**Brief:** Lines containing "товаров" are to be counted. Give the number and nothing more.

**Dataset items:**

[Start]

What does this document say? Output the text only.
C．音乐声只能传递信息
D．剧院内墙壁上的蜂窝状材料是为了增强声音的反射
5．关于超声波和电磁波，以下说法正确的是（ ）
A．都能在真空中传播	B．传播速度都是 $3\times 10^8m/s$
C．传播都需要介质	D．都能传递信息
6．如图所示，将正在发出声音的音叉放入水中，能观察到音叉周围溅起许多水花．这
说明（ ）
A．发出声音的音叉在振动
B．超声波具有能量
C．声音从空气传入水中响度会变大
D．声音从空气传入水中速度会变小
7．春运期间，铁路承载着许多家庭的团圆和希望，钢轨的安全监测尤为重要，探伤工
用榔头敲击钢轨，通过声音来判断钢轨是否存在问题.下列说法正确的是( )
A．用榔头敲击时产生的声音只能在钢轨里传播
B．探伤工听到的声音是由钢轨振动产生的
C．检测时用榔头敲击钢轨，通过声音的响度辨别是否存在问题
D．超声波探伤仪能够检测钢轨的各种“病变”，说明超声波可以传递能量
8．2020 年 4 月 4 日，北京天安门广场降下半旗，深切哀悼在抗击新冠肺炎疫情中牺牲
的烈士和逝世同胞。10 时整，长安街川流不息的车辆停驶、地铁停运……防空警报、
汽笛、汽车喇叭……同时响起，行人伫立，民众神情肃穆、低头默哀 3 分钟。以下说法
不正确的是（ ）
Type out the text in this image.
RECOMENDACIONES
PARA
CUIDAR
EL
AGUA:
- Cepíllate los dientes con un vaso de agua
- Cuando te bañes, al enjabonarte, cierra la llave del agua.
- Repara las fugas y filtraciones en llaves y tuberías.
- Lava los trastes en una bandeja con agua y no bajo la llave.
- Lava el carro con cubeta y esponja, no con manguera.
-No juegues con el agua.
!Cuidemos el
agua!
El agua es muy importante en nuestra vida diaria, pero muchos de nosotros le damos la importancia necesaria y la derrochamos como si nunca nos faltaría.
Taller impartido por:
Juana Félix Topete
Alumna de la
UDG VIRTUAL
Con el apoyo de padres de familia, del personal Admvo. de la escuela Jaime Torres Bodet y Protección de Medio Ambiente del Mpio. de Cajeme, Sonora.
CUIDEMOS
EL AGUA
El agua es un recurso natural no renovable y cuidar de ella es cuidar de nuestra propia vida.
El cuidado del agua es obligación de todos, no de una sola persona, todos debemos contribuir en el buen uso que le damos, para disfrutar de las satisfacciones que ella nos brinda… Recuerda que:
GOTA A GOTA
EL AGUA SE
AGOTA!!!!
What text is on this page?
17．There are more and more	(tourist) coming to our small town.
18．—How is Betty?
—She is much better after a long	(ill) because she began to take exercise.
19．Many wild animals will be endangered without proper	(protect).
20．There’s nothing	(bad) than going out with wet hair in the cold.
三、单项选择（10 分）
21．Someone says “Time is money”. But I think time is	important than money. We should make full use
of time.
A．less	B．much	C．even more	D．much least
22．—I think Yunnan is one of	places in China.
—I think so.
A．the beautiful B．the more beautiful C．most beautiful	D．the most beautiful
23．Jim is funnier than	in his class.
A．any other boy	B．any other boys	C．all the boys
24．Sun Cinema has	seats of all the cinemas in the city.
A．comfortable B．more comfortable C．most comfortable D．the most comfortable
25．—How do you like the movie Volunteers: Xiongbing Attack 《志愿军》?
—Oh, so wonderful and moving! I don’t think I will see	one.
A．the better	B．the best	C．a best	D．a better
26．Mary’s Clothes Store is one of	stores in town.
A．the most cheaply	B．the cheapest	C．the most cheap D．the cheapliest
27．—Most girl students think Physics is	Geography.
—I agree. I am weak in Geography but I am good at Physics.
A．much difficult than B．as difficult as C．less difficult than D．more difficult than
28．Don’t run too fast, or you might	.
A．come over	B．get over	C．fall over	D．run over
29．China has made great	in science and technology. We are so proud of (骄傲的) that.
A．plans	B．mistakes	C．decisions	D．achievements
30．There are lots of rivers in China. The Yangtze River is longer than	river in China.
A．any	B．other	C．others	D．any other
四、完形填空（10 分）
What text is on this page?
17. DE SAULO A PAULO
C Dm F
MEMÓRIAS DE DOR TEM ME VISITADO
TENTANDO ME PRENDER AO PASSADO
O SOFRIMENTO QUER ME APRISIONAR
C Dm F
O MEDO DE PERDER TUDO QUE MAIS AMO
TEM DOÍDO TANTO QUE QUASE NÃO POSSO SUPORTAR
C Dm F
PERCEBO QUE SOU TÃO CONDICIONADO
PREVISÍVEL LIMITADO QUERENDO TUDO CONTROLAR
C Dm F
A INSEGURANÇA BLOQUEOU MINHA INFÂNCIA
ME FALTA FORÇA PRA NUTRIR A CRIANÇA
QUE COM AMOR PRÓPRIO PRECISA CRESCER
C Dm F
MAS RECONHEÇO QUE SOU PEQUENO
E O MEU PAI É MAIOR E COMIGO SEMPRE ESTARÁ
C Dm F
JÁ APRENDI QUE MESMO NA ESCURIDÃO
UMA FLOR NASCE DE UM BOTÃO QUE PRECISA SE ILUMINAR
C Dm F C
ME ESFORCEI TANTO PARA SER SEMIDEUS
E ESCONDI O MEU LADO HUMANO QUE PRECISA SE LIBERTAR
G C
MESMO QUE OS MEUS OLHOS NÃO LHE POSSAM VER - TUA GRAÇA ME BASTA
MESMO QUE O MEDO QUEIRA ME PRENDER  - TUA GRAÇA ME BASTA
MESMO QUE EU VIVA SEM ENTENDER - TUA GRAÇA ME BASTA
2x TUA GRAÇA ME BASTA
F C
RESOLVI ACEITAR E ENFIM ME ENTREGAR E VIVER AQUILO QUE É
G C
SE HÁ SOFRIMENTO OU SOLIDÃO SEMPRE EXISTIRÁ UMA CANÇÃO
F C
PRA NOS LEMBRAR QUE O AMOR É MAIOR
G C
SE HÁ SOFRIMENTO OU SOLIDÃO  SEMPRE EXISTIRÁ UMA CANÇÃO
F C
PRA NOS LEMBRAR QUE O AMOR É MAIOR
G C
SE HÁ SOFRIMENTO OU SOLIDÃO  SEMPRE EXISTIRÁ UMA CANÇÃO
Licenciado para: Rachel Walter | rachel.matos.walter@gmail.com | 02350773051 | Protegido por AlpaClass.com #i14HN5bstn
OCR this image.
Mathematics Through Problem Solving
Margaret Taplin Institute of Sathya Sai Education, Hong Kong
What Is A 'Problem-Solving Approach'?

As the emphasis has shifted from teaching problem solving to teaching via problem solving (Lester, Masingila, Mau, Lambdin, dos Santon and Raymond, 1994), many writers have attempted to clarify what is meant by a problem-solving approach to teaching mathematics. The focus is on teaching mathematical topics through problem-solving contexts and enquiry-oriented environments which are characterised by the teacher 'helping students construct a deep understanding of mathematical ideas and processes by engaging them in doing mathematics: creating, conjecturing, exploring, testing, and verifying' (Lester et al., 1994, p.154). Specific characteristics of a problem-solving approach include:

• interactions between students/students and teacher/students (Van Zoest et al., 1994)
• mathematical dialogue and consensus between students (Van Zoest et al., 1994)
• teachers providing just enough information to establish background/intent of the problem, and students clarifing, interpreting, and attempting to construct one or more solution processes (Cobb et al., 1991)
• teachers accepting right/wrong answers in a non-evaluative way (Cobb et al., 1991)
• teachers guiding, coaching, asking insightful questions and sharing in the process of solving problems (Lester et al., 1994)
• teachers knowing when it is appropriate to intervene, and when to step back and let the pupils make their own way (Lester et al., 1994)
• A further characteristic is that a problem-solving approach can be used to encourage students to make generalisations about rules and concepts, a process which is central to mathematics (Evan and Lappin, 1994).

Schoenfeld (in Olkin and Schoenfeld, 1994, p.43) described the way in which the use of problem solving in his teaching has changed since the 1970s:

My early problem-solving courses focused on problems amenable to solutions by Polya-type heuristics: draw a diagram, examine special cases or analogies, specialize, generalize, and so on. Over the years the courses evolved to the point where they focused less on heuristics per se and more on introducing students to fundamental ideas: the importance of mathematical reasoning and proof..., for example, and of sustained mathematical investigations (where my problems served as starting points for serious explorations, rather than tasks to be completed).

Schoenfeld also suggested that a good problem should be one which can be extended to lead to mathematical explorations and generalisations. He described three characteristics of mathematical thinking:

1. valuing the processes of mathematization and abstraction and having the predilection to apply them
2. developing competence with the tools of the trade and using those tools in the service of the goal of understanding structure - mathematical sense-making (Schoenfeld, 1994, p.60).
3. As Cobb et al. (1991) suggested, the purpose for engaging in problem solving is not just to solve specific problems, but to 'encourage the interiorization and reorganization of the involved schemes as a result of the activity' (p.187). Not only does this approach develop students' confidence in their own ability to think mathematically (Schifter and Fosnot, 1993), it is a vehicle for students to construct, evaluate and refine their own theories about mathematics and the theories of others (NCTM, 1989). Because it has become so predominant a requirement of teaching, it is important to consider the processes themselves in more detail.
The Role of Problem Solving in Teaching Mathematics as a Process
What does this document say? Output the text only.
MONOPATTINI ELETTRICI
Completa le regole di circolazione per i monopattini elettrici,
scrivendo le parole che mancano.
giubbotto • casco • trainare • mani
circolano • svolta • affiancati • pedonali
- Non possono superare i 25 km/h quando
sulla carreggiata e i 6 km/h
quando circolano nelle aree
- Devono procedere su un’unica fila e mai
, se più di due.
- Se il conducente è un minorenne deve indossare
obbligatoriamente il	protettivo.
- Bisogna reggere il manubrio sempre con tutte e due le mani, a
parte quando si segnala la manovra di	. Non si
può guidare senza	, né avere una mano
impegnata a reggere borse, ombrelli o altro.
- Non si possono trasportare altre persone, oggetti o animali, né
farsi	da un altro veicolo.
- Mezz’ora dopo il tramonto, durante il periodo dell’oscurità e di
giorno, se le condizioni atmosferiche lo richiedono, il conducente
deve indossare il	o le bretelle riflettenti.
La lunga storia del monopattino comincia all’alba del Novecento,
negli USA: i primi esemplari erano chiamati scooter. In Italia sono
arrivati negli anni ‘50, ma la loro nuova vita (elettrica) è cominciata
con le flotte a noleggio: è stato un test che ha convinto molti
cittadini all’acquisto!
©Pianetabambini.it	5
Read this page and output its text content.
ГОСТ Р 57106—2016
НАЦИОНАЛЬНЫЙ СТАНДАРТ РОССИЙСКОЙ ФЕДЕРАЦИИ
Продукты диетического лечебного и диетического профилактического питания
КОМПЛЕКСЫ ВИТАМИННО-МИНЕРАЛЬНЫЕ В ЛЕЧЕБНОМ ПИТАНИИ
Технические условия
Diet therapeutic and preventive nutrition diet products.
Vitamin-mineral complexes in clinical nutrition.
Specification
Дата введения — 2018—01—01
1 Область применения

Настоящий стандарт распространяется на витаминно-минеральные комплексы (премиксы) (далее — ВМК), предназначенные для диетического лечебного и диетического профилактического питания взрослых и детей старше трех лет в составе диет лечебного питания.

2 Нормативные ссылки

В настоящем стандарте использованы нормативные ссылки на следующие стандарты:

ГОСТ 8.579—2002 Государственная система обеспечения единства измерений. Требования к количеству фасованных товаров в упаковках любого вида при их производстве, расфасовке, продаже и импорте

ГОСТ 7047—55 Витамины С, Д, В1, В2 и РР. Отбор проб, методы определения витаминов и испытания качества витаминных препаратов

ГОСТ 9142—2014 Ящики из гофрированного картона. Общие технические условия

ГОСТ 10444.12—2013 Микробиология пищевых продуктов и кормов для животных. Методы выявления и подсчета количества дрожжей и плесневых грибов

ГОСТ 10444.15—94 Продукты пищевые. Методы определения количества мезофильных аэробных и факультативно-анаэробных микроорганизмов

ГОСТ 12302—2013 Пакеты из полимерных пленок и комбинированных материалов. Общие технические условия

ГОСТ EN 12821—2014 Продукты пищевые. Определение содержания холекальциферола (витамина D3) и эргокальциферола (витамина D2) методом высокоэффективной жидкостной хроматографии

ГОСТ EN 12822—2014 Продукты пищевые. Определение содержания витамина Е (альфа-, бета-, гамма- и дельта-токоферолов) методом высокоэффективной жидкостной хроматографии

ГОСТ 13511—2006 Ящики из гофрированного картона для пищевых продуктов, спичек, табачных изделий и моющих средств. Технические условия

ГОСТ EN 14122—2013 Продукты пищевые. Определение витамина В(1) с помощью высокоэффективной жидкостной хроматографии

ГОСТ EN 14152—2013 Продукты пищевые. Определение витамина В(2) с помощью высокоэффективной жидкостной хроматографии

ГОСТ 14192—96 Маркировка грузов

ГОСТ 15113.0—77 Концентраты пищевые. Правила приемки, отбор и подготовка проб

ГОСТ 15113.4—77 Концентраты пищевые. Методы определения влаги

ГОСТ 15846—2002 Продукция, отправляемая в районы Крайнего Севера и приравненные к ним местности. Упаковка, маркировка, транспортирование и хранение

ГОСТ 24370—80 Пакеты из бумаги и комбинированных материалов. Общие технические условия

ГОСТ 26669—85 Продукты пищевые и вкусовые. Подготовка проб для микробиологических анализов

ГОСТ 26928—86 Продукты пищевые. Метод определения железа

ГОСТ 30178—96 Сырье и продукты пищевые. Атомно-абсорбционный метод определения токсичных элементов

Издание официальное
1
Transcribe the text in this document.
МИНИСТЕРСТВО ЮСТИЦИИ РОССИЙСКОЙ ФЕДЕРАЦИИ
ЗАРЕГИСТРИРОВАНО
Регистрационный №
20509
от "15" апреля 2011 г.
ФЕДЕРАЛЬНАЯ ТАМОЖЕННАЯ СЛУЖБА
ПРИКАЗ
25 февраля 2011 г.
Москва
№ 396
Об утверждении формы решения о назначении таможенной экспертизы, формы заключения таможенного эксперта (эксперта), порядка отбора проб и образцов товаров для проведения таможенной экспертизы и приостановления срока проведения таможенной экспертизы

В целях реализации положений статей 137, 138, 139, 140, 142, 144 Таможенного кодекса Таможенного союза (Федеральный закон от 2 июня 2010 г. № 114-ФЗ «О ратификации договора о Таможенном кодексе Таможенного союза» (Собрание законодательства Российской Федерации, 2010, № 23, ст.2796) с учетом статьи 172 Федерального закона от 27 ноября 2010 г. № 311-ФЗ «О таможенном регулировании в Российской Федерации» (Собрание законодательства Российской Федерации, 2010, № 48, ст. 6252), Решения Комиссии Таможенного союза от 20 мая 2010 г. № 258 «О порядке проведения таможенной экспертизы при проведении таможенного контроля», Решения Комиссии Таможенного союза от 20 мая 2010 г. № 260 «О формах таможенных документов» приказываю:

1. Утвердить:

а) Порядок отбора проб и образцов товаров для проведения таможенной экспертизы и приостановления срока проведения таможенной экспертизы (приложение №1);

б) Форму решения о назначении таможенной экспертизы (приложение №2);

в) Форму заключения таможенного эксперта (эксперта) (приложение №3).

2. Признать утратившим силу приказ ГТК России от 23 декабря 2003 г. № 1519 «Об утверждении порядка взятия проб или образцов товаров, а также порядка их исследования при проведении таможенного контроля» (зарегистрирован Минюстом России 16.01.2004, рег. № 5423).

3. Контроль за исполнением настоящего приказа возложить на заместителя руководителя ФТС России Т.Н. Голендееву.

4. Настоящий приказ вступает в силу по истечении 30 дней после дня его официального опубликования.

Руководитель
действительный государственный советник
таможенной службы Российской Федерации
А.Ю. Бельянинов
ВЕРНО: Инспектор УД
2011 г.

[End]

**Result for this task:** 4